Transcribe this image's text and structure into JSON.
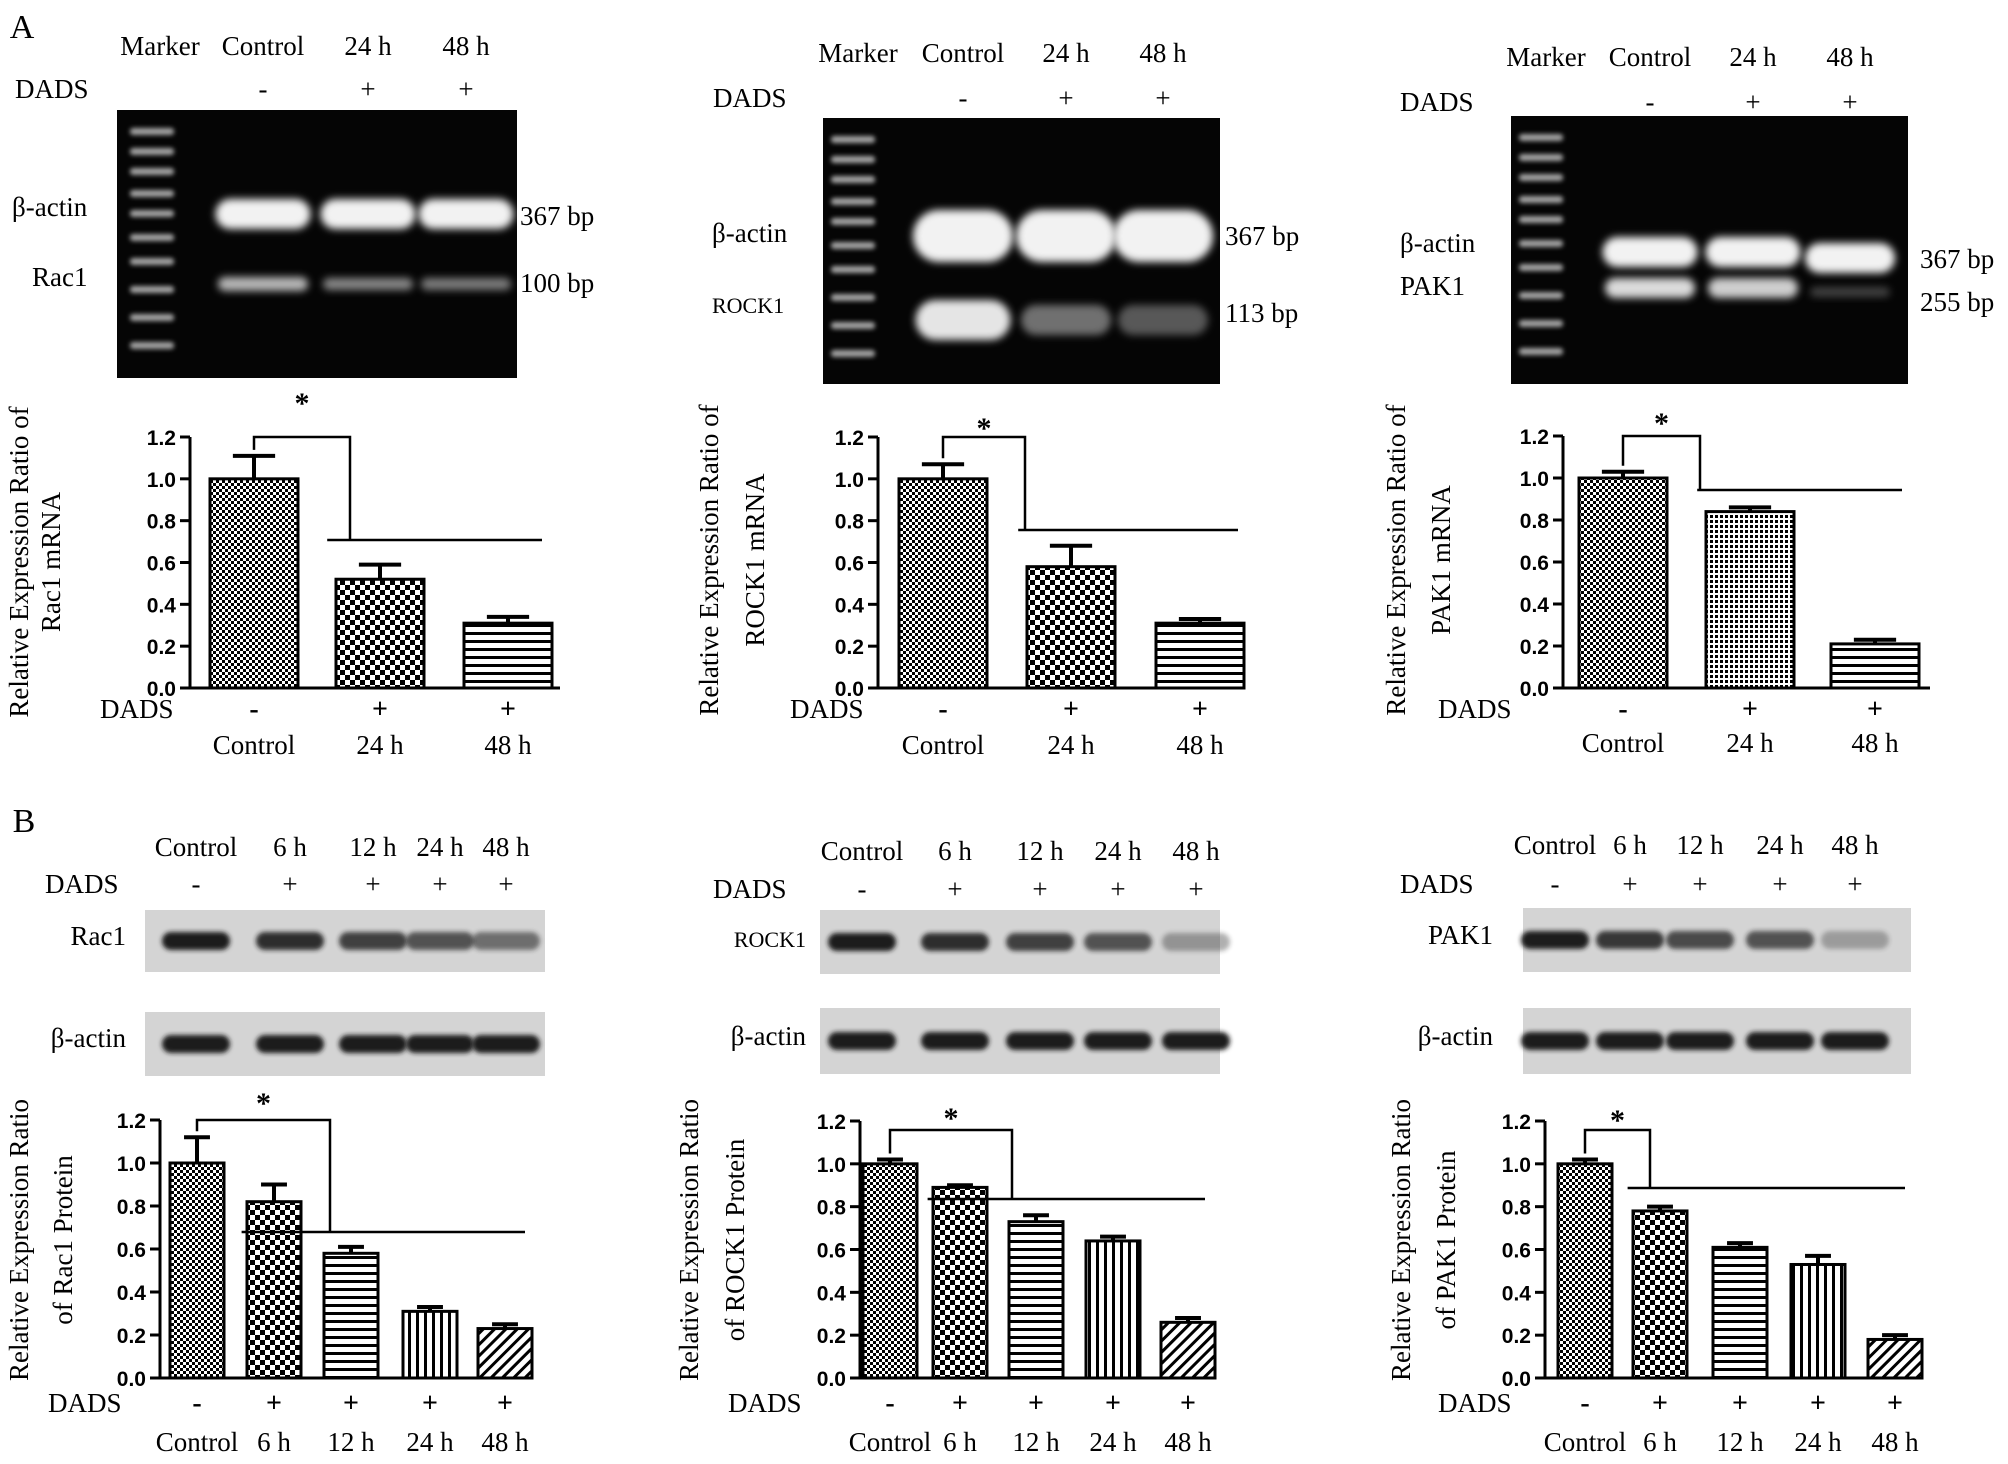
{
  "figure": {
    "section_labels": [
      "A",
      "B"
    ],
    "hatch_colors": {
      "ink": "#000000",
      "background": "#ffffff",
      "gel": "#050505",
      "band": "#f2f2f2",
      "blot": "#d4d4d4",
      "protein_band": "#1a1a1a"
    }
  },
  "gels": [
    {
      "lane_headers": [
        "Marker",
        "Control",
        "24 h",
        "48 h"
      ],
      "dads_label": "DADS",
      "dads_signs": [
        "-",
        "+",
        "+"
      ],
      "band_labels": [
        "β-actin",
        "Rac1"
      ],
      "bp_labels": [
        "367 bp",
        "100 bp"
      ]
    },
    {
      "lane_headers": [
        "Marker",
        "Control",
        "24 h",
        "48 h"
      ],
      "dads_label": "DADS",
      "dads_signs": [
        "-",
        "+",
        "+"
      ],
      "band_labels": [
        "β-actin",
        "ROCK1"
      ],
      "bp_labels": [
        "367 bp",
        "113 bp"
      ]
    },
    {
      "lane_headers": [
        "Marker",
        "Control",
        "24 h",
        "48 h"
      ],
      "dads_label": "DADS",
      "dads_signs": [
        "-",
        "+",
        "+"
      ],
      "band_labels": [
        "β-actin",
        "PAK1"
      ],
      "bp_labels": [
        "367 bp",
        "255 bp"
      ]
    }
  ],
  "blots": [
    {
      "lane_headers": [
        "Control",
        "6 h",
        "12 h",
        "24 h",
        "48 h"
      ],
      "dads_label": "DADS",
      "dads_signs": [
        "-",
        "+",
        "+",
        "+",
        "+"
      ],
      "band_labels": [
        "Rac1",
        "β-actin"
      ]
    },
    {
      "lane_headers": [
        "Control",
        "6 h",
        "12 h",
        "24 h",
        "48 h"
      ],
      "dads_label": "DADS",
      "dads_signs": [
        "-",
        "+",
        "+",
        "+",
        "+"
      ],
      "band_labels": [
        "ROCK1",
        "β-actin"
      ]
    },
    {
      "lane_headers": [
        "Control",
        "6 h",
        "12 h",
        "24 h",
        "48 h"
      ],
      "dads_label": "DADS",
      "dads_signs": [
        "-",
        "+",
        "+",
        "+",
        "+"
      ],
      "band_labels": [
        "PAK1",
        "β-actin"
      ]
    }
  ],
  "chart_data": [
    {
      "type": "bar",
      "ylabel_lines": [
        "Relative  Expression Ratio of",
        "Rac1 mRNA"
      ],
      "categories": [
        "Control",
        "24 h",
        "48 h"
      ],
      "dads_label": "DADS",
      "dads_signs": [
        "-",
        "+",
        "+"
      ],
      "values": [
        1.0,
        0.52,
        0.31
      ],
      "errors": [
        0.11,
        0.07,
        0.03
      ],
      "ylim": [
        0,
        1.2
      ],
      "yticks": [
        "0.0",
        "0.2",
        "0.4",
        "0.6",
        "0.8",
        "1.0",
        "1.2"
      ],
      "patterns": [
        "check",
        "bigcheck",
        "hlines"
      ],
      "significance": "*"
    },
    {
      "type": "bar",
      "ylabel_lines": [
        "Relative  Expression Ratio of",
        "ROCK1 mRNA"
      ],
      "categories": [
        "Control",
        "24 h",
        "48 h"
      ],
      "dads_label": "DADS",
      "dads_signs": [
        "-",
        "+",
        "+"
      ],
      "values": [
        1.0,
        0.58,
        0.31
      ],
      "errors": [
        0.07,
        0.1,
        0.02
      ],
      "ylim": [
        0,
        1.2
      ],
      "yticks": [
        "0.0",
        "0.2",
        "0.4",
        "0.6",
        "0.8",
        "1.0",
        "1.2"
      ],
      "patterns": [
        "check",
        "bigcheck",
        "hlines"
      ],
      "significance": "*"
    },
    {
      "type": "bar",
      "ylabel_lines": [
        "Relative  Expression Ratio of",
        "PAK1 mRNA"
      ],
      "categories": [
        "Control",
        "24 h",
        "48 h"
      ],
      "dads_label": "DADS",
      "dads_signs": [
        "-",
        "+",
        "+"
      ],
      "values": [
        1.0,
        0.84,
        0.21
      ],
      "errors": [
        0.03,
        0.02,
        0.02
      ],
      "ylim": [
        0,
        1.2
      ],
      "yticks": [
        "0.0",
        "0.2",
        "0.4",
        "0.6",
        "0.8",
        "1.0",
        "1.2"
      ],
      "patterns": [
        "check",
        "dots",
        "hlines"
      ],
      "significance": "*"
    },
    {
      "type": "bar",
      "ylabel_lines": [
        "Relative  Expression Ratio",
        "of  Rac1 Protein"
      ],
      "categories": [
        "Control",
        "6 h",
        "12 h",
        "24 h",
        "48 h"
      ],
      "dads_label": "DADS",
      "dads_signs": [
        "-",
        "+",
        "+",
        "+",
        "+"
      ],
      "values": [
        1.0,
        0.82,
        0.58,
        0.31,
        0.23
      ],
      "errors": [
        0.12,
        0.08,
        0.03,
        0.02,
        0.02
      ],
      "ylim": [
        0,
        1.2
      ],
      "yticks": [
        "0.0",
        "0.2",
        "0.4",
        "0.6",
        "0.8",
        "1.0",
        "1.2"
      ],
      "patterns": [
        "check",
        "bigcheck",
        "hlines",
        "vlines",
        "diag"
      ],
      "significance": "*"
    },
    {
      "type": "bar",
      "ylabel_lines": [
        "Relative  Expression Ratio",
        "of ROCK1 Protein"
      ],
      "categories": [
        "Control",
        "6 h",
        "12 h",
        "24 h",
        "48 h"
      ],
      "dads_label": "DADS",
      "dads_signs": [
        "-",
        "+",
        "+",
        "+",
        "+"
      ],
      "values": [
        1.0,
        0.89,
        0.73,
        0.64,
        0.26
      ],
      "errors": [
        0.02,
        0.01,
        0.03,
        0.02,
        0.02
      ],
      "ylim": [
        0,
        1.2
      ],
      "yticks": [
        "0.0",
        "0.2",
        "0.4",
        "0.6",
        "0.8",
        "1.0",
        "1.2"
      ],
      "patterns": [
        "check",
        "bigcheck",
        "hlines",
        "vlines",
        "diag"
      ],
      "significance": "*"
    },
    {
      "type": "bar",
      "ylabel_lines": [
        "Relative  Expression Ratio",
        "of  PAK1 Protein"
      ],
      "categories": [
        "Control",
        "6 h",
        "12 h",
        "24 h",
        "48 h"
      ],
      "dads_label": "DADS",
      "dads_signs": [
        "-",
        "+",
        "+",
        "+",
        "+"
      ],
      "values": [
        1.0,
        0.78,
        0.61,
        0.53,
        0.18
      ],
      "errors": [
        0.02,
        0.02,
        0.02,
        0.04,
        0.02
      ],
      "ylim": [
        0,
        1.2
      ],
      "yticks": [
        "0.0",
        "0.2",
        "0.4",
        "0.6",
        "0.8",
        "1.0",
        "1.2"
      ],
      "patterns": [
        "check",
        "bigcheck",
        "hlines",
        "vlines",
        "diag"
      ],
      "significance": "*"
    }
  ]
}
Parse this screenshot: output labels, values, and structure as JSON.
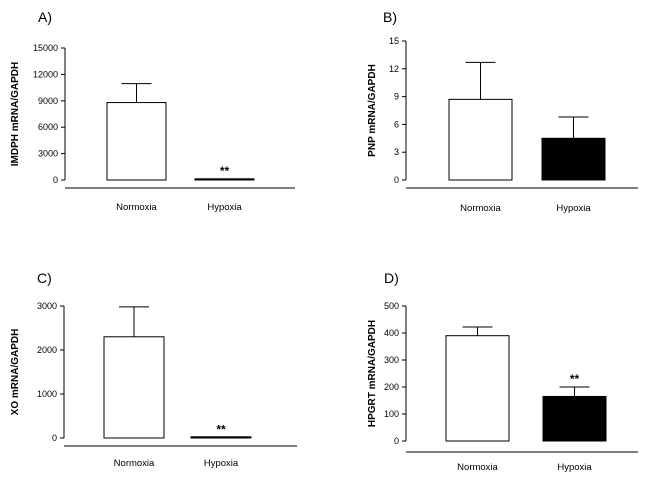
{
  "chart_data": [
    {
      "type": "bar",
      "panel_label": "A)",
      "ylabel": "IMDPH mRNA/GAPDH",
      "categories": [
        "Normoxia",
        "Hypoxia"
      ],
      "values": [
        8800,
        120
      ],
      "errors": [
        2150,
        0
      ],
      "fills": [
        "#ffffff",
        "#000000"
      ],
      "significance": [
        "",
        "**"
      ],
      "ylim": [
        0,
        15000
      ],
      "yticks": [
        0,
        3000,
        6000,
        9000,
        12000,
        15000
      ],
      "ytick_labels": [
        "0",
        "3000",
        "6000",
        "9000",
        "12000",
        "15000"
      ]
    },
    {
      "type": "bar",
      "panel_label": "B)",
      "ylabel": "PNP mRNA/GAPDH",
      "categories": [
        "Normoxia",
        "Hypoxia"
      ],
      "values": [
        8.7,
        4.5
      ],
      "errors": [
        4.0,
        2.3
      ],
      "fills": [
        "#ffffff",
        "#000000"
      ],
      "significance": [
        "",
        ""
      ],
      "ylim": [
        0,
        15
      ],
      "yticks": [
        0,
        3,
        6,
        9,
        12,
        15
      ],
      "ytick_labels": [
        "0",
        "3",
        "6",
        "9",
        "12",
        "15"
      ]
    },
    {
      "type": "bar",
      "panel_label": "C)",
      "ylabel": "XO mRNA/GAPDH",
      "categories": [
        "Normoxia",
        "Hypoxia"
      ],
      "values": [
        2300,
        15
      ],
      "errors": [
        680,
        0
      ],
      "fills": [
        "#ffffff",
        "#000000"
      ],
      "significance": [
        "",
        "**"
      ],
      "ylim": [
        0,
        3000
      ],
      "yticks": [
        0,
        1000,
        2000,
        3000
      ],
      "ytick_labels": [
        "0",
        "1000",
        "2000",
        "3000"
      ]
    },
    {
      "type": "bar",
      "panel_label": "D)",
      "ylabel": "HPGRT mRNA/GAPDH",
      "categories": [
        "Normoxia",
        "Hypoxia"
      ],
      "values": [
        390,
        165
      ],
      "errors": [
        32,
        35
      ],
      "fills": [
        "#ffffff",
        "#000000"
      ],
      "significance": [
        "",
        "**"
      ],
      "ylim": [
        0,
        500
      ],
      "yticks": [
        0,
        100,
        200,
        300,
        400,
        500
      ],
      "ytick_labels": [
        "0",
        "100",
        "200",
        "300",
        "400",
        "500"
      ]
    }
  ]
}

■ ■ ■ ■ ■

### TASK STATEMENT
Tell how many lines of the records above contain "structure", replying with the number only.

### RESPONSE BELOW
2